--- START ---

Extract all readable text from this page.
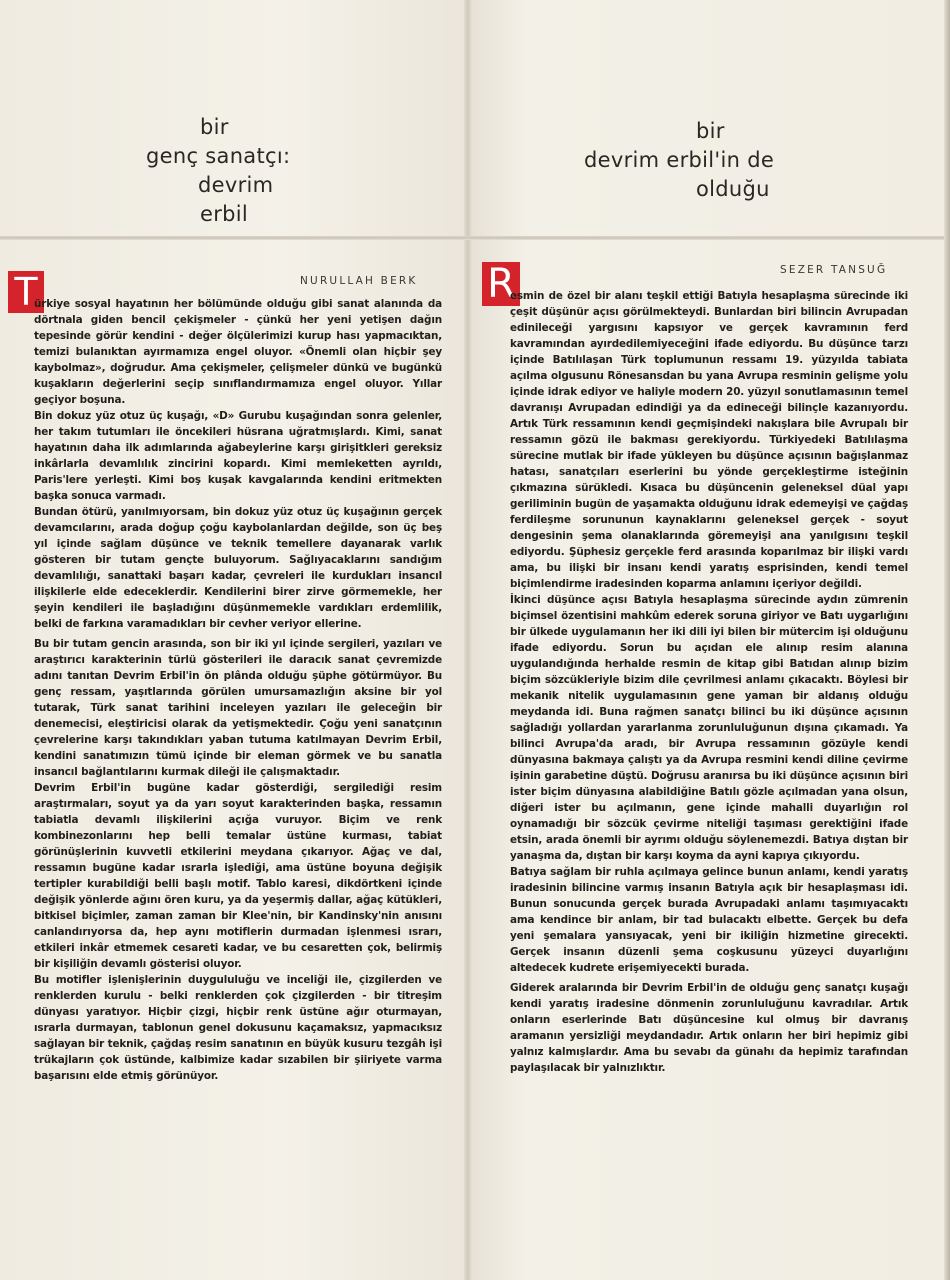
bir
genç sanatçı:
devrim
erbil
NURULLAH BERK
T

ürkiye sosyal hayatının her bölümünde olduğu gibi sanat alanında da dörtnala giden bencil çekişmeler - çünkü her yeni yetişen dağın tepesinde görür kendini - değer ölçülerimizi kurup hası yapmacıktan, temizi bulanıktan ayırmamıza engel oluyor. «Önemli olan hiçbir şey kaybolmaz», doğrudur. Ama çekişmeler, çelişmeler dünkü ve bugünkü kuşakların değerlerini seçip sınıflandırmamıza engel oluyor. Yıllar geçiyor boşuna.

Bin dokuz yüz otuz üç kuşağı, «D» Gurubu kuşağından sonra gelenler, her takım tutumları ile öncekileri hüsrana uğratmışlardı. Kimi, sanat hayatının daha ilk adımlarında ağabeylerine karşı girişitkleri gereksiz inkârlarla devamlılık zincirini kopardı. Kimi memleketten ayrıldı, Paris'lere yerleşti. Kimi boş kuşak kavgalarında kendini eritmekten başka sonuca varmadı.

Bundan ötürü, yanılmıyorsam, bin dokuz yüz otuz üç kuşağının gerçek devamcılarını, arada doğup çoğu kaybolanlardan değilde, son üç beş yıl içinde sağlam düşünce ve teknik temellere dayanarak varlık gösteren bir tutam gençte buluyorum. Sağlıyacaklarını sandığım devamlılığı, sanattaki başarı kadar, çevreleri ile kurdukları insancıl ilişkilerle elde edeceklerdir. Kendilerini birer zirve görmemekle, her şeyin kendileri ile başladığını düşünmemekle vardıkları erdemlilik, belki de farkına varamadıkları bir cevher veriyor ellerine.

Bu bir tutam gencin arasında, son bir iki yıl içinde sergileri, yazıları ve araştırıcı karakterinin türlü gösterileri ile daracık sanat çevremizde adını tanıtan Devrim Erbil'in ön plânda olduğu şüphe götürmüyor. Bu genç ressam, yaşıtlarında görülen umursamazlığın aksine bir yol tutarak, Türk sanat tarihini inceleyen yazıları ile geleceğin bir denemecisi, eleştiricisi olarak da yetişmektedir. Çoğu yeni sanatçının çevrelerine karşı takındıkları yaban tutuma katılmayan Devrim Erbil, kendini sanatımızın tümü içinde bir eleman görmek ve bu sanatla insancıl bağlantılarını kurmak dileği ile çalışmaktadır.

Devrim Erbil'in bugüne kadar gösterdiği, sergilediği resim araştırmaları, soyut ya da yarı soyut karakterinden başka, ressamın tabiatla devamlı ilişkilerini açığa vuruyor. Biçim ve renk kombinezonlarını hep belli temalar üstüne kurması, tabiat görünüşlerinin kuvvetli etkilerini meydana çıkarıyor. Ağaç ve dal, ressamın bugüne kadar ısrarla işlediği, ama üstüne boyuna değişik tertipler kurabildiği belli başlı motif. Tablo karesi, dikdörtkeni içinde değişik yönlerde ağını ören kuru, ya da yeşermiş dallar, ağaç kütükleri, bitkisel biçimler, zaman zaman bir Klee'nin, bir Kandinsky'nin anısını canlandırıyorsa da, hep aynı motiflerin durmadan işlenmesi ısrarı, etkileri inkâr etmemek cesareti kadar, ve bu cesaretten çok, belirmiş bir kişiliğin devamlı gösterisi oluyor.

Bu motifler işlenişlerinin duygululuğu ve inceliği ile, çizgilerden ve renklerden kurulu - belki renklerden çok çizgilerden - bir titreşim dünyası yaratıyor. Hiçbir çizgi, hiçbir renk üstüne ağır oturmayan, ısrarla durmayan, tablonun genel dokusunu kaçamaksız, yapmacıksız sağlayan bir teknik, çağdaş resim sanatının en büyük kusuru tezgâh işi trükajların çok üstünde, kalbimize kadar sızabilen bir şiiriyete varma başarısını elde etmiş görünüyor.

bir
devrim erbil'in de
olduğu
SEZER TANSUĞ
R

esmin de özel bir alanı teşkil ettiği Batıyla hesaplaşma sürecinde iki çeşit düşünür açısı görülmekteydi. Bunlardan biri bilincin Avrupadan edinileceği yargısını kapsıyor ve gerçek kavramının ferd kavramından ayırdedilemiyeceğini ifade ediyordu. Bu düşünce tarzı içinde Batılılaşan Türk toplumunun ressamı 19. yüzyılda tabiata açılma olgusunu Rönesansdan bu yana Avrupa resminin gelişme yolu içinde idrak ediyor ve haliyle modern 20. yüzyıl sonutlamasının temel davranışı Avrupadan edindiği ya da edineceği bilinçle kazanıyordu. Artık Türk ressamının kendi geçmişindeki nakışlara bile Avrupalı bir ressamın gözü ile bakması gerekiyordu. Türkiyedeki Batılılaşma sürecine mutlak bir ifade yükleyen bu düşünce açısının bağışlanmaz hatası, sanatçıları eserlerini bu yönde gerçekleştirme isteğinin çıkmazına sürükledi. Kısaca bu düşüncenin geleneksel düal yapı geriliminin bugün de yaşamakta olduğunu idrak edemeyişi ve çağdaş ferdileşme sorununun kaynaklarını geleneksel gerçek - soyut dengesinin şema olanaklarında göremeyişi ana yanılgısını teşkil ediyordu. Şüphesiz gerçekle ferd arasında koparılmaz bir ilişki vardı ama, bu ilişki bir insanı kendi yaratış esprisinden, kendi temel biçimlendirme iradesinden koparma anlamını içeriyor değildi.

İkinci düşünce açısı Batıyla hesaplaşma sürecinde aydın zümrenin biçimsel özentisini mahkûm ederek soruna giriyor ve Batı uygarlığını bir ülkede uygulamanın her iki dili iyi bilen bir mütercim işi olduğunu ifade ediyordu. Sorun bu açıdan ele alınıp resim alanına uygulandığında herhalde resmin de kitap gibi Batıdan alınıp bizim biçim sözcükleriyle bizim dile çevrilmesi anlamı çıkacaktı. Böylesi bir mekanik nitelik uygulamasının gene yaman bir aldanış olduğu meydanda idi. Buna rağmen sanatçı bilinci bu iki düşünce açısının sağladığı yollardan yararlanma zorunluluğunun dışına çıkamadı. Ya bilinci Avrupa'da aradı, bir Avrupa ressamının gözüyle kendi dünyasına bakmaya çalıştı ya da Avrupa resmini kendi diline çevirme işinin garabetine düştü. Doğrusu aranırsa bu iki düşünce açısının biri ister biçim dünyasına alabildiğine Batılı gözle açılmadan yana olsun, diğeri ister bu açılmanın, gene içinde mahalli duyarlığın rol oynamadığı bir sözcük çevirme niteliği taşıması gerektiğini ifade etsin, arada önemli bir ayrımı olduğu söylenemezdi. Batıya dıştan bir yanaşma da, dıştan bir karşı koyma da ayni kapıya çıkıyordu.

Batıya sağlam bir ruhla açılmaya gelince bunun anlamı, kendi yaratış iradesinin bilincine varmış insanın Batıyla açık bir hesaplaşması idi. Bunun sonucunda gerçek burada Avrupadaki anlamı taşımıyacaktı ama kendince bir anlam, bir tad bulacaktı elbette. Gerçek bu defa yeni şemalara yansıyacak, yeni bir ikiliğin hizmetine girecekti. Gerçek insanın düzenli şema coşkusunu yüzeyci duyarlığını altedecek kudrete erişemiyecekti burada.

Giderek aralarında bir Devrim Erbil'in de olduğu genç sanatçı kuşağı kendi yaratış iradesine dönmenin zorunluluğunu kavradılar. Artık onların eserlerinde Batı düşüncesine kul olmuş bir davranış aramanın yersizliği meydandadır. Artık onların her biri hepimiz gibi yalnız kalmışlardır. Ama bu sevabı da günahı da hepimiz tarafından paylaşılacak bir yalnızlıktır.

--- END ---
--- START ---

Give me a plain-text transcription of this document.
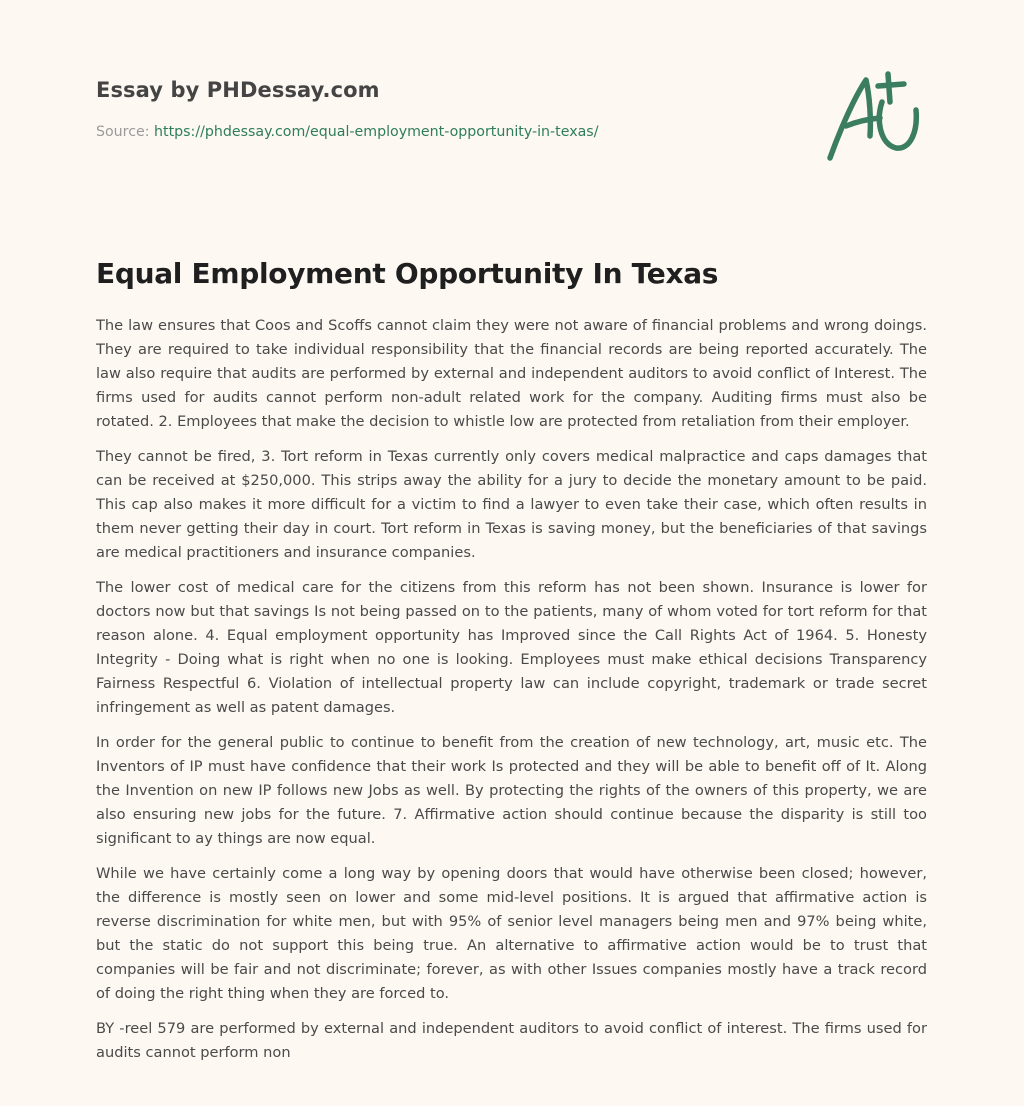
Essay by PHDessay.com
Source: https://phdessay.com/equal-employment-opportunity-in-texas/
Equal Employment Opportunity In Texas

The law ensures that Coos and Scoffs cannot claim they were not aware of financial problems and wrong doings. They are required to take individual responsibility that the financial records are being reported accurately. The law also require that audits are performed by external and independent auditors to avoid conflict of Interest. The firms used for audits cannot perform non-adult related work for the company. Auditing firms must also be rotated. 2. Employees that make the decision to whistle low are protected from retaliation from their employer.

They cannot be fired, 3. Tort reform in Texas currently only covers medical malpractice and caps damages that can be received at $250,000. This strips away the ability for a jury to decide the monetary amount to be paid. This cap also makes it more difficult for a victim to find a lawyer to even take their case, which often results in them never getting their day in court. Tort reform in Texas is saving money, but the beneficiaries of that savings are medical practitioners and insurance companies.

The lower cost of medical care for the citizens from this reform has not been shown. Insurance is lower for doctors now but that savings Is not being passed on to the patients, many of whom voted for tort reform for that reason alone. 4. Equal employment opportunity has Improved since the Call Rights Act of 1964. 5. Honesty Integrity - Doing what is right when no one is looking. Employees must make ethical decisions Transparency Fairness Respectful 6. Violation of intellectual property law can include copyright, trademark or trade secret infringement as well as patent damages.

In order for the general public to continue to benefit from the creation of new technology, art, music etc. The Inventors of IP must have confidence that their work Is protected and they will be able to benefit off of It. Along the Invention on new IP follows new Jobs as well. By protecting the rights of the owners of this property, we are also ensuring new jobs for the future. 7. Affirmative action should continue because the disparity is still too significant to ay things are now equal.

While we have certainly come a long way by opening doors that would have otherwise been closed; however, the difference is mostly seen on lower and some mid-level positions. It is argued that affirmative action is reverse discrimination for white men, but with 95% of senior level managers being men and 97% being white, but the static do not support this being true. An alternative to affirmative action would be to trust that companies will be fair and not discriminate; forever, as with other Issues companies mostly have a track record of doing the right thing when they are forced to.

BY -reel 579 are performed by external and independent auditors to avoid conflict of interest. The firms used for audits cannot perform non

--- END ---

WORK INSTRUCTIONS —
In the listing, find every line containing the word "text" and list it.

EXPECTED OUTPUT —
Extract all readable text from this page.
Give me a plain-text transcription of this document.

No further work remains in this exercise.